## Written instruction a
According to the birding post, where has the MacGillivray's Warbler been hanging out?

Sunday, January 4th, 2009

A MacGillivray’s Warbler has been hanging out in Huntington Central Park near the Gothard Street parking lot for probably a month or more now. I have repeatedly tried to find it, and repeatedly come up empty. MacGillivray’s Warbler is one of my nemesis genus: the Oporornis. Its cousin the Connecticut Warbler (Oporornis agilis) eluded me for years. I still have never found a Mourning Warbler (Oporornis philadephia) or a Kentucky Warbler (Oporornis formosus). These birds all skulk around in the underbrush, and are very hard to locate.

However, others have found this particular individual, including on the recently completed Orange County Coastal Christmas Bird Count, and yesterday Sea & Sage was running a special trip to relocate as many of the rarities found on that count as we met up at the Slater Street parking lot a little before 8:00 A.M., discussed the various rarities found on the count, and planned out a plan of attack.

## Written instruction b
Copy out everything in the rows from the line containing "data-label: 38% bbox=[963, 245, 1006, 269]" down to the line containing "slice-label: Acute bbox=[957, 213, 1012, 237]", both included.

[Box coordinate listings]
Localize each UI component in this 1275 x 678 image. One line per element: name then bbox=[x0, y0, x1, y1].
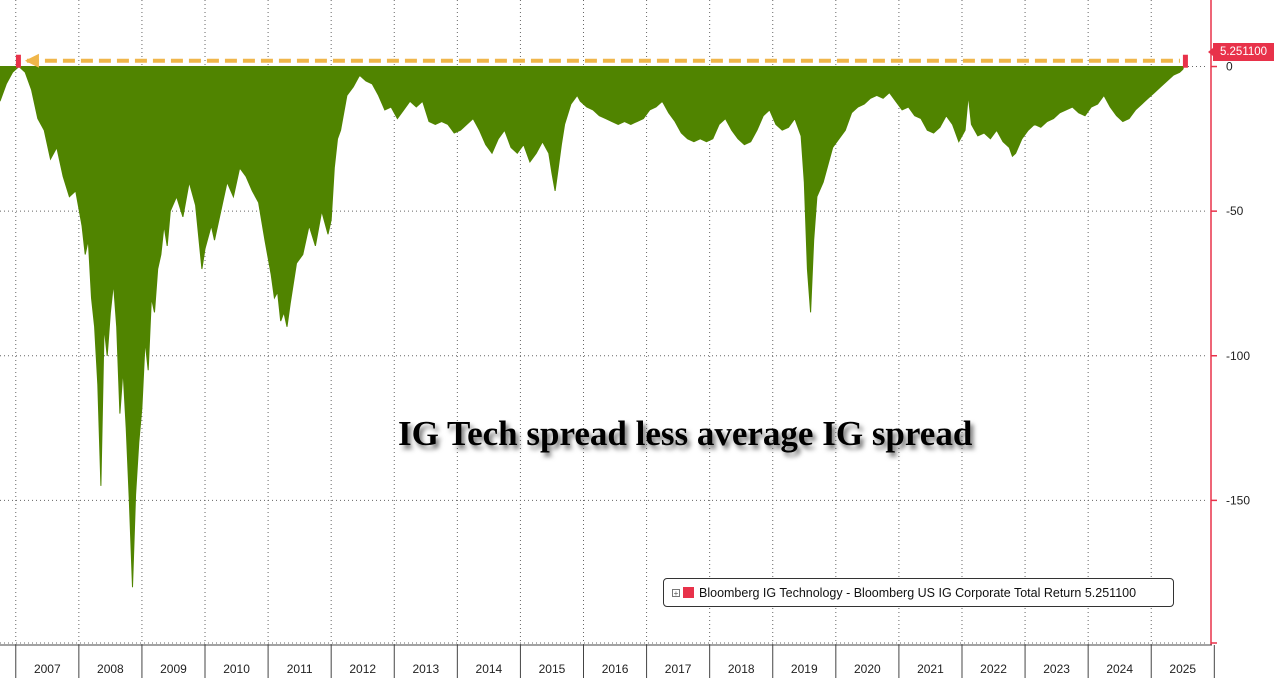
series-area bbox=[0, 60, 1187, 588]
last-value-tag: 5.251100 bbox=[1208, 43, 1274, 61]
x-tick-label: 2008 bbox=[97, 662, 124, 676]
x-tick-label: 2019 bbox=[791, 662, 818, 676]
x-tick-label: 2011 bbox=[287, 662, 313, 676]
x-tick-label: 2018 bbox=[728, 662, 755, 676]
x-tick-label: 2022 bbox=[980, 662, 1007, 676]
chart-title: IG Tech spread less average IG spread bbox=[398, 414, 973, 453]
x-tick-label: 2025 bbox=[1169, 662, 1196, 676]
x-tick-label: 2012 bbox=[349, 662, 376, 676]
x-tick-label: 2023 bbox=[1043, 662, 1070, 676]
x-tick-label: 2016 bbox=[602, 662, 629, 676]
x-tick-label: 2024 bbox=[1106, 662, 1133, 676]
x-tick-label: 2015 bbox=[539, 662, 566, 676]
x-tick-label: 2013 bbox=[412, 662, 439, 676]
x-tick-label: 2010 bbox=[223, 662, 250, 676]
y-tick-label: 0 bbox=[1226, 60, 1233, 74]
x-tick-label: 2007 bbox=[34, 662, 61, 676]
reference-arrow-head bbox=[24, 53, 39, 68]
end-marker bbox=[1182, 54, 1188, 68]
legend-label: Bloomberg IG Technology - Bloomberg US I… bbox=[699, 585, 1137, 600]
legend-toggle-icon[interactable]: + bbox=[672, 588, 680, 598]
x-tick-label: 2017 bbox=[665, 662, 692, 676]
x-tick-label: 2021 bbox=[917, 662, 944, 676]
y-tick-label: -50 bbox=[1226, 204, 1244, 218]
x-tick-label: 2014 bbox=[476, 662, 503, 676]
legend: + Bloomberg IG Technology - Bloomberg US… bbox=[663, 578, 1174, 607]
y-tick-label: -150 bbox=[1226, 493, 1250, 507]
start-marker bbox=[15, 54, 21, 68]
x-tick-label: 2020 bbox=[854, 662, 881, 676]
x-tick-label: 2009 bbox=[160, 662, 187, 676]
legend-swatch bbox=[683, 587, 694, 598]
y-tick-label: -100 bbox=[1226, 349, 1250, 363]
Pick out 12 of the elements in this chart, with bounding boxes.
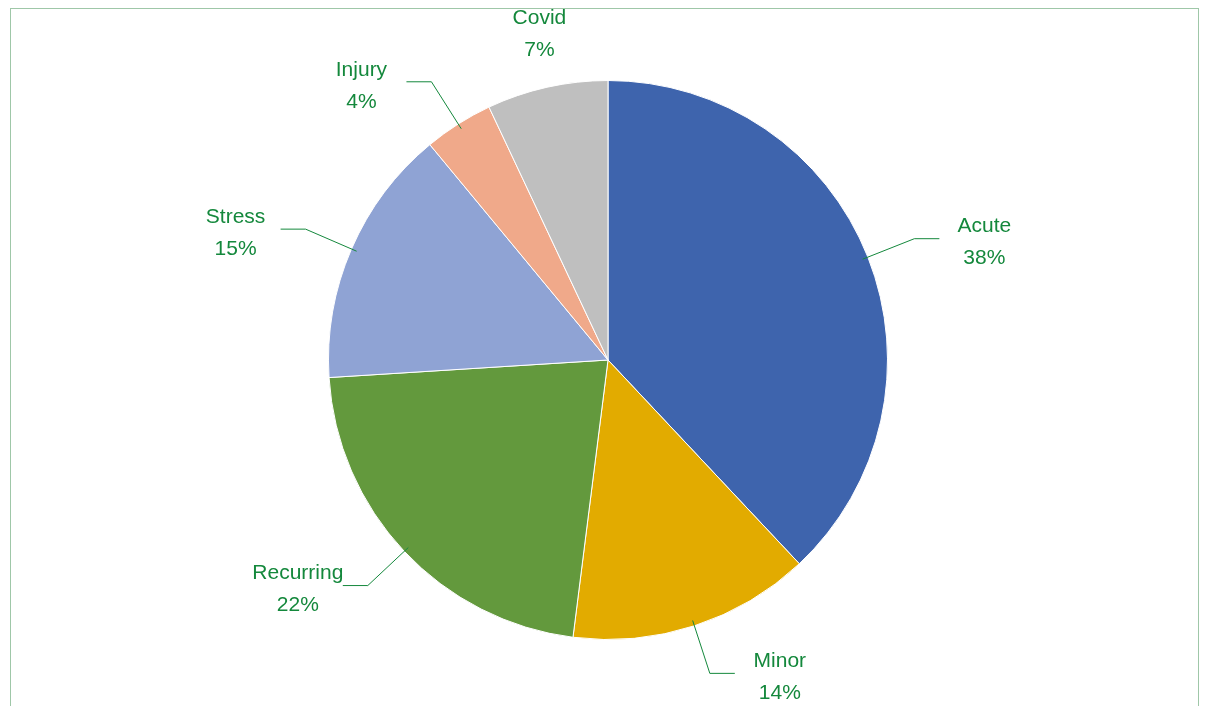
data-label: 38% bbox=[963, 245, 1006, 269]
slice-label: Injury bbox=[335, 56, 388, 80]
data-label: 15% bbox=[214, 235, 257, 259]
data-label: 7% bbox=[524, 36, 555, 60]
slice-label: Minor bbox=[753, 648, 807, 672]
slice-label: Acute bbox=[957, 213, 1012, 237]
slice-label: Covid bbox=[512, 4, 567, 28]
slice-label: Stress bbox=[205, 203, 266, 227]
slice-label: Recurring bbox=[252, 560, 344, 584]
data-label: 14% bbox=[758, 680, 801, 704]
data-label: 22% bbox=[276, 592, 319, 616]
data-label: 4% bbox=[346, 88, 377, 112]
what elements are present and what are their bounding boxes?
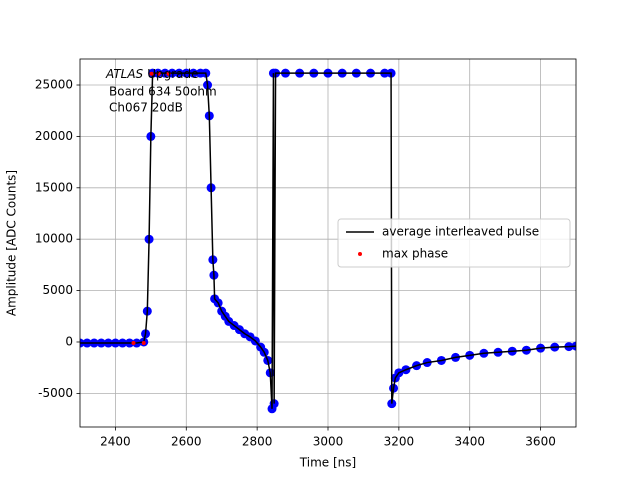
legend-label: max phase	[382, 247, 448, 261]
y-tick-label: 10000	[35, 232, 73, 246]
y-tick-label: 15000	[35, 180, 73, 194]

## Output a
In Huntington Central Park near the Gothard Street parking lot.

## Output b
data-label: 38% bbox=[963, 245, 1006, 269]
slice-label: Injury bbox=[335, 56, 388, 80]
data-label: 15% bbox=[214, 235, 257, 259]
data-label: 7% bbox=[524, 36, 555, 60]
slice-label: Minor bbox=[753, 648, 807, 672]
slice-label: Acute bbox=[957, 213, 1012, 237]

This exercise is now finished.